### OBJECTIVE
Output the entries below exactly as written, omitting pictures.

### Figure collection entries
* * * * * * * * *
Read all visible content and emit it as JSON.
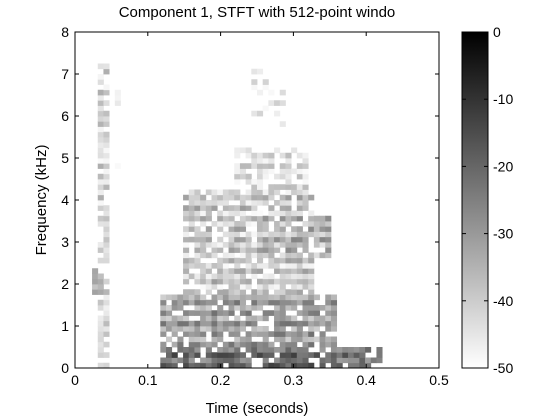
{
  "chart_data": {
    "type": "heatmap",
    "title": "Component 1, STFT with 512-point windo",
    "xlabel": "Time (seconds)",
    "ylabel": "Frequency (kHz)",
    "xlim": [
      0,
      0.5
    ],
    "ylim": [
      0,
      8
    ],
    "xticks": [
      "0",
      "0.1",
      "0.2",
      "0.3",
      "0.4",
      "0.5"
    ],
    "yticks": [
      "0",
      "1",
      "2",
      "3",
      "4",
      "5",
      "6",
      "7",
      "8"
    ],
    "grid": false,
    "colormap": "gray",
    "colorbar": {
      "range": [
        -50,
        0
      ],
      "ticks": [
        "0",
        "-10",
        "-20",
        "-30",
        "-40",
        "-50"
      ]
    },
    "regions": [
      {
        "t": [
          0.12,
          0.42
        ],
        "f": [
          0.0,
          0.55
        ],
        "level": -12
      },
      {
        "t": [
          0.12,
          0.36
        ],
        "f": [
          0.55,
          1.8
        ],
        "level": -22
      },
      {
        "t": [
          0.15,
          0.33
        ],
        "f": [
          1.8,
          4.2
        ],
        "level": -30
      },
      {
        "t": [
          0.25,
          0.35
        ],
        "f": [
          2.6,
          3.6
        ],
        "level": -26
      },
      {
        "t": [
          0.22,
          0.32
        ],
        "f": [
          4.2,
          5.3
        ],
        "level": -36
      },
      {
        "t": [
          0.03,
          0.05
        ],
        "f": [
          0.0,
          7.2
        ],
        "level": -34
      },
      {
        "t": [
          0.025,
          0.04
        ],
        "f": [
          1.8,
          2.4
        ],
        "level": -24
      },
      {
        "t": [
          0.055,
          0.065
        ],
        "f": [
          4.8,
          6.8
        ],
        "level": -40
      },
      {
        "t": [
          0.24,
          0.28
        ],
        "f": [
          6.0,
          7.1
        ],
        "level": -40
      },
      {
        "t": [
          0.28,
          0.29
        ],
        "f": [
          5.8,
          6.6
        ],
        "level": -40
      }
    ]
  }
}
* * * * * * * * *
### ANSWER
Read all visible content and emit it as JSON.
{
  "chart_data": {
    "type": "heatmap",
    "title": "Component 1, STFT with 512-point windo",
    "xlabel": "Time (seconds)",
    "ylabel": "Frequency (kHz)",
    "xlim": [
      0,
      0.5
    ],
    "ylim": [
      0,
      8
    ],
    "xticks": [
      "0",
      "0.1",
      "0.2",
      "0.3",
      "0.4",
      "0.5"
    ],
    "yticks": [
      "0",
      "1",
      "2",
      "3",
      "4",
      "5",
      "6",
      "7",
      "8"
    ],
    "grid": false,
    "colormap": "gray",
    "colorbar": {
      "range": [
        -50,
        0
      ],
      "ticks": [
        "0",
        "-10",
        "-20",
        "-30",
        "-40",
        "-50"
      ]
    },
    "regions": [
      {
        "t": [
          0.12,
          0.42
        ],
        "f": [
          0.0,
          0.55
        ],
        "level": -12
      },
      {
        "t": [
          0.12,
          0.36
        ],
        "f": [
          0.55,
          1.8
        ],
        "level": -22
      },
      {
        "t": [
          0.15,
          0.33
        ],
        "f": [
          1.8,
          4.2
        ],
        "level": -30
      },
      {
        "t": [
          0.25,
          0.35
        ],
        "f": [
          2.6,
          3.6
        ],
        "level": -26
      },
      {
        "t": [
          0.22,
          0.32
        ],
        "f": [
          4.2,
          5.3
        ],
        "level": -36
      },
      {
        "t": [
          0.03,
          0.05
        ],
        "f": [
          0.0,
          7.2
        ],
        "level": -34
      },
      {
        "t": [
          0.025,
          0.04
        ],
        "f": [
          1.8,
          2.4
        ],
        "level": -24
      },
      {
        "t": [
          0.055,
          0.065
        ],
        "f": [
          4.8,
          6.8
        ],
        "level": -40
      },
      {
        "t": [
          0.24,
          0.28
        ],
        "f": [
          6.0,
          7.1
        ],
        "level": -40
      },
      {
        "t": [
          0.28,
          0.29
        ],
        "f": [
          5.8,
          6.6
        ],
        "level": -40
      }
    ]
  }
}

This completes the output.